■ What is needed ■
Find each line holding "heading" and copy it out.

■ Dataset extract ■
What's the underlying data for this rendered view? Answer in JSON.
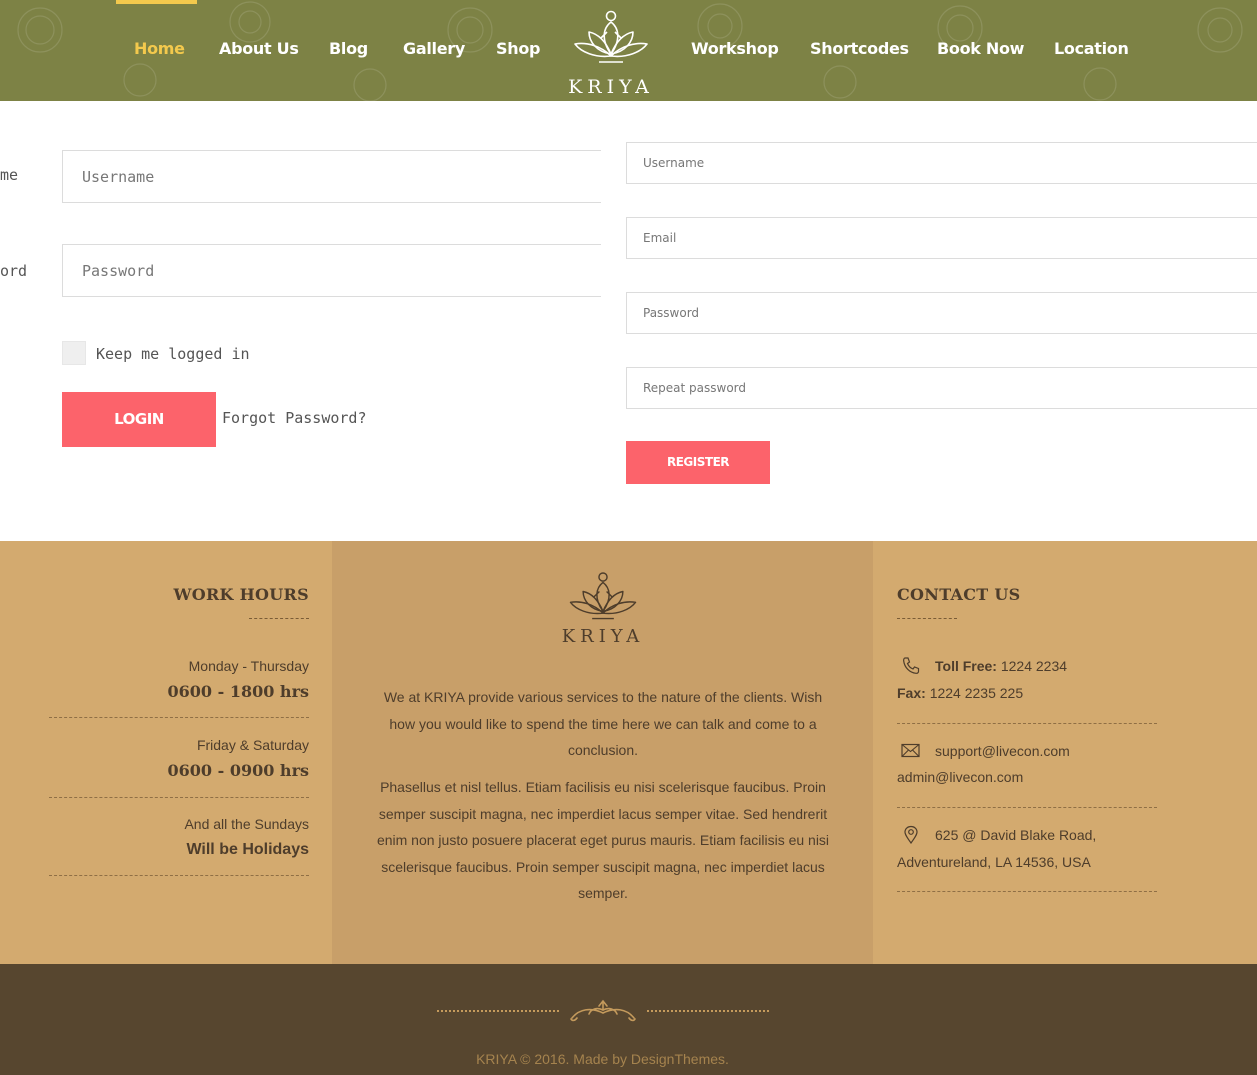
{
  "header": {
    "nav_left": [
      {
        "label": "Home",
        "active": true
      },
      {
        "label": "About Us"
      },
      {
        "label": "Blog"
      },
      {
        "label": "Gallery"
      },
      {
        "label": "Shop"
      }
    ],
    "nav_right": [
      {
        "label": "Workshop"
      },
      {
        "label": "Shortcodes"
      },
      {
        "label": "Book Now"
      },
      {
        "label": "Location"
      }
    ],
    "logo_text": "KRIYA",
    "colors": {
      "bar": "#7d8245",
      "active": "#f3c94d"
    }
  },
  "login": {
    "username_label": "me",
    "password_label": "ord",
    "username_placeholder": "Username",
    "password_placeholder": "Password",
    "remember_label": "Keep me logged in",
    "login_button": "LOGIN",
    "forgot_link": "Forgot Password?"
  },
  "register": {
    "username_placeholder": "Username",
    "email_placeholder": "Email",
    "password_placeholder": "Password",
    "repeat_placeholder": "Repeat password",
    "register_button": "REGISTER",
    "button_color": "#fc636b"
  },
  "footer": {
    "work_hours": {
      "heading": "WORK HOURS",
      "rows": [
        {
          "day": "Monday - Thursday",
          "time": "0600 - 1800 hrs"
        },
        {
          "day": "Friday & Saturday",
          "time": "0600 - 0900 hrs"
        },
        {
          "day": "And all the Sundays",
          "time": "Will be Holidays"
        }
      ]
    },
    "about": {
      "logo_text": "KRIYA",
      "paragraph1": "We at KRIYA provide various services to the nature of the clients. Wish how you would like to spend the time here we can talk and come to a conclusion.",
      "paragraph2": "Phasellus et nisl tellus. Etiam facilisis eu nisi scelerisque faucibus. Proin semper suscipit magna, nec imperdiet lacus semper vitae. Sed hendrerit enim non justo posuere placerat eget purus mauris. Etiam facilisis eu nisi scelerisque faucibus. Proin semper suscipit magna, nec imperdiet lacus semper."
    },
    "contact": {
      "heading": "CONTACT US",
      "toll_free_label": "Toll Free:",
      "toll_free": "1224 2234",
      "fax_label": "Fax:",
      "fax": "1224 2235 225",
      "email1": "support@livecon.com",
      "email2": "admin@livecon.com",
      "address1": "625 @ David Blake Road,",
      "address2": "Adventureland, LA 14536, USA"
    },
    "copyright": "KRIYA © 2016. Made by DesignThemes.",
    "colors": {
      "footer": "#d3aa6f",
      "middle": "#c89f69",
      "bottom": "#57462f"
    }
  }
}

...

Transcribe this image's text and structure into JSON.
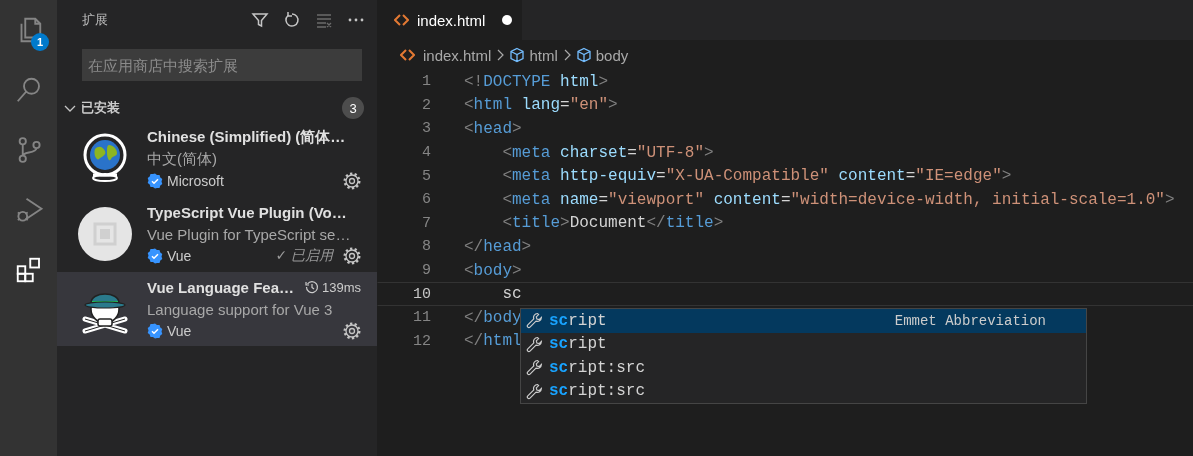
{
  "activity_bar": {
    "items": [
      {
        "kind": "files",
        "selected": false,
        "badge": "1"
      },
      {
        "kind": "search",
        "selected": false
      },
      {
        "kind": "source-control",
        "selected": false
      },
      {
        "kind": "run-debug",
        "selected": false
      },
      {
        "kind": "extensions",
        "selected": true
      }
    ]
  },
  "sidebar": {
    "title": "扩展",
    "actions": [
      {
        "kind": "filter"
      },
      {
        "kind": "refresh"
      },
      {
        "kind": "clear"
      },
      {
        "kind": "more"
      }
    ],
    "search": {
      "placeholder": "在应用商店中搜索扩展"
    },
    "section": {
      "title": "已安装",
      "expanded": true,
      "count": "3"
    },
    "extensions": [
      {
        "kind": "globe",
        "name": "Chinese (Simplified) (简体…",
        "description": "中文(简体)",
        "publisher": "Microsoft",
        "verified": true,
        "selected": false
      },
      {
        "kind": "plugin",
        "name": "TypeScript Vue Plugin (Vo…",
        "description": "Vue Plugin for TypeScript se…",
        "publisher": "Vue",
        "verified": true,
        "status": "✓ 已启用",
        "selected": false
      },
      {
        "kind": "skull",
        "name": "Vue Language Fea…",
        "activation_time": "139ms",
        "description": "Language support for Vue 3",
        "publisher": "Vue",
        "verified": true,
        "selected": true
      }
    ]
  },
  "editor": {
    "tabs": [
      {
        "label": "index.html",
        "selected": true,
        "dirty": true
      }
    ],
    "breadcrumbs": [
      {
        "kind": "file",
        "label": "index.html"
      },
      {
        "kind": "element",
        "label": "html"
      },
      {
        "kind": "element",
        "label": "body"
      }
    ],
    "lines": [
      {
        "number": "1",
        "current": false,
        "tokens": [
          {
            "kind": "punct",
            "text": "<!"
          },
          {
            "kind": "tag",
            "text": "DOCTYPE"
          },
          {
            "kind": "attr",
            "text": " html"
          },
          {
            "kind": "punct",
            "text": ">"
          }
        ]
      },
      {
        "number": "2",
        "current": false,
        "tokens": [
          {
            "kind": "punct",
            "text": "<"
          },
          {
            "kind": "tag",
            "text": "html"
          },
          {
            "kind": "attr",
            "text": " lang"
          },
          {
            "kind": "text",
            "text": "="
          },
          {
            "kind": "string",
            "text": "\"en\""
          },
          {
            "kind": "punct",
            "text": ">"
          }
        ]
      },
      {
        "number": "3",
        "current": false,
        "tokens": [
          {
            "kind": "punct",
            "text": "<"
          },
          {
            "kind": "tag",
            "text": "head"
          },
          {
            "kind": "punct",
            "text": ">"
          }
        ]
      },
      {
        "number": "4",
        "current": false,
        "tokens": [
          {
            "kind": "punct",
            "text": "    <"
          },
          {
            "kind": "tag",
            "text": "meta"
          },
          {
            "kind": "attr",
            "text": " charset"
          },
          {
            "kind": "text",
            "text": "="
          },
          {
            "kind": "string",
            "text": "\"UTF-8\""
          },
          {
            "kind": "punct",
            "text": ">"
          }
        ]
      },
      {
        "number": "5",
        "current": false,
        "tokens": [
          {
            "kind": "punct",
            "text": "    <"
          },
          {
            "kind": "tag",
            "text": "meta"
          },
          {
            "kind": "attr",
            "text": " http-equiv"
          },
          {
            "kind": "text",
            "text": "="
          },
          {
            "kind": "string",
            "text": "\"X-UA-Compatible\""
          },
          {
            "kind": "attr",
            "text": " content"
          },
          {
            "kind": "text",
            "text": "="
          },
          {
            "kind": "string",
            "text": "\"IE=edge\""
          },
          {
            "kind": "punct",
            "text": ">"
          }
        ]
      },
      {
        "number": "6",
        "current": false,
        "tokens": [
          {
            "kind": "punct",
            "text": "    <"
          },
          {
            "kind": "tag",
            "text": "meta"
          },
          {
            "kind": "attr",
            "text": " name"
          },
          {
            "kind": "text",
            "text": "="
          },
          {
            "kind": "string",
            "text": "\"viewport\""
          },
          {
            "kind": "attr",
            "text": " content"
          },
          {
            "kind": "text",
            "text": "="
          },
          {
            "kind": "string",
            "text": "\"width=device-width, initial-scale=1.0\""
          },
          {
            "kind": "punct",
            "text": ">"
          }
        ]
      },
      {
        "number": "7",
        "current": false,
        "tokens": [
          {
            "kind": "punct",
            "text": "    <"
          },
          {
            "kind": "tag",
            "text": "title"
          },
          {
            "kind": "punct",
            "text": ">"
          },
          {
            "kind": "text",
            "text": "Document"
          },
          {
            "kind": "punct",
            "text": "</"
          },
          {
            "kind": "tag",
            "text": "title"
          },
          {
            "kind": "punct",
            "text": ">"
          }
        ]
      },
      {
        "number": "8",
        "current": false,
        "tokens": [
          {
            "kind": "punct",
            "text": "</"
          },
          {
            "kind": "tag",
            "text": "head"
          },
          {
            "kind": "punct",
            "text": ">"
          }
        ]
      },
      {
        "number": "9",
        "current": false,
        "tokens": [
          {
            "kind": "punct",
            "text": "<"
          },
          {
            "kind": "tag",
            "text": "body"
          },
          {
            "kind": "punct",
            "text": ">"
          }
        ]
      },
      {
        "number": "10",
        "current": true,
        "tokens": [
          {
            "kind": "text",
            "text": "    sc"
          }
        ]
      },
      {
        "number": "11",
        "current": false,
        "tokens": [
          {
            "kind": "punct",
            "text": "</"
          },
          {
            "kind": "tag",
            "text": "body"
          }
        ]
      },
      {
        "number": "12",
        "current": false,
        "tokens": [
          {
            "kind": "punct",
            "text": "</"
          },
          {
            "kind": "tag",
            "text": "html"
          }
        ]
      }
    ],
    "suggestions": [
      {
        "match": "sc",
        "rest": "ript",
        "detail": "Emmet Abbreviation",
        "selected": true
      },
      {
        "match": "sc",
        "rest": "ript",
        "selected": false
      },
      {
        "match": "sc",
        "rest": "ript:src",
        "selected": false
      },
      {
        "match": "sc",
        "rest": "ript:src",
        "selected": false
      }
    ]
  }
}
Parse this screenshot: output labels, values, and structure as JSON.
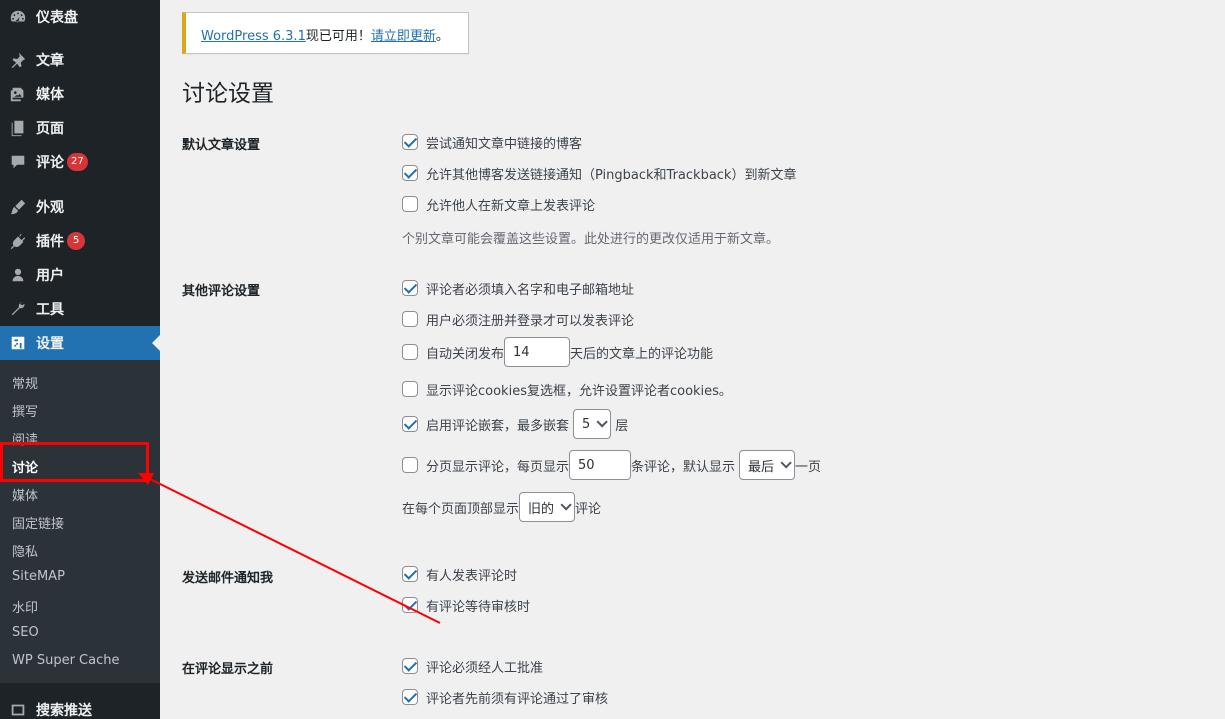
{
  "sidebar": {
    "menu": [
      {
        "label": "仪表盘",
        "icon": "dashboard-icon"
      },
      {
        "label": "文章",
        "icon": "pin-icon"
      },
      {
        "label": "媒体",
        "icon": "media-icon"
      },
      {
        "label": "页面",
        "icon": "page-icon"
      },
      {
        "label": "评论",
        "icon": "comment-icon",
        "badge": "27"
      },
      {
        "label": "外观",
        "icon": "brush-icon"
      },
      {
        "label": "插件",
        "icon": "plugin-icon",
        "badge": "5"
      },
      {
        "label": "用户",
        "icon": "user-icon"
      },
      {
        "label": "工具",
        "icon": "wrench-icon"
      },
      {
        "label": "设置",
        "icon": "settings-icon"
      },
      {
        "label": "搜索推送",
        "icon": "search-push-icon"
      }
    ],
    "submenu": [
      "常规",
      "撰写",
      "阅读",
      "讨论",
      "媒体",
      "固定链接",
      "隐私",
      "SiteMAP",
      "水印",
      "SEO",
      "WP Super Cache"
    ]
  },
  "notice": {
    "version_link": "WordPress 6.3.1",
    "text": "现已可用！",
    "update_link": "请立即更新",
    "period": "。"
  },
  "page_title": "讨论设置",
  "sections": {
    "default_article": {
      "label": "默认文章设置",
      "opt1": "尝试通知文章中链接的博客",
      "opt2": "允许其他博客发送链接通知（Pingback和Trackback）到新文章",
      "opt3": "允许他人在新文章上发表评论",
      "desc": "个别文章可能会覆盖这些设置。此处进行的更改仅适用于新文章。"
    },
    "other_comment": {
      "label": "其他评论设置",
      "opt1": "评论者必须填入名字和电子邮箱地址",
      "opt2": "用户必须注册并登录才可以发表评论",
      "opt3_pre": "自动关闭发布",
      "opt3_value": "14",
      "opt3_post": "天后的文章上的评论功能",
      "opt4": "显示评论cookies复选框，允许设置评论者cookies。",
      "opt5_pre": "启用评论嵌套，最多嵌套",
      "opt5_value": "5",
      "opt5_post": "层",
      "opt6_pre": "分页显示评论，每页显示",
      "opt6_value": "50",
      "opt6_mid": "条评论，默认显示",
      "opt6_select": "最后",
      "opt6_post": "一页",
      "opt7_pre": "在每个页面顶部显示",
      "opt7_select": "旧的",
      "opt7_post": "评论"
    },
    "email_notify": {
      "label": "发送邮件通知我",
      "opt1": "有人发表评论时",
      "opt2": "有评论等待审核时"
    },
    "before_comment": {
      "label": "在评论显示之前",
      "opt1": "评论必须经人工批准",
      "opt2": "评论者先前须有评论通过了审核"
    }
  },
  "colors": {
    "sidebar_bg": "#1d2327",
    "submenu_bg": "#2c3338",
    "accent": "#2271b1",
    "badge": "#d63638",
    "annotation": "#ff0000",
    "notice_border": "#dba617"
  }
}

■ Response to the exercise ■
      "heading": "WORK HOURS",
      "heading": "CONTACT US",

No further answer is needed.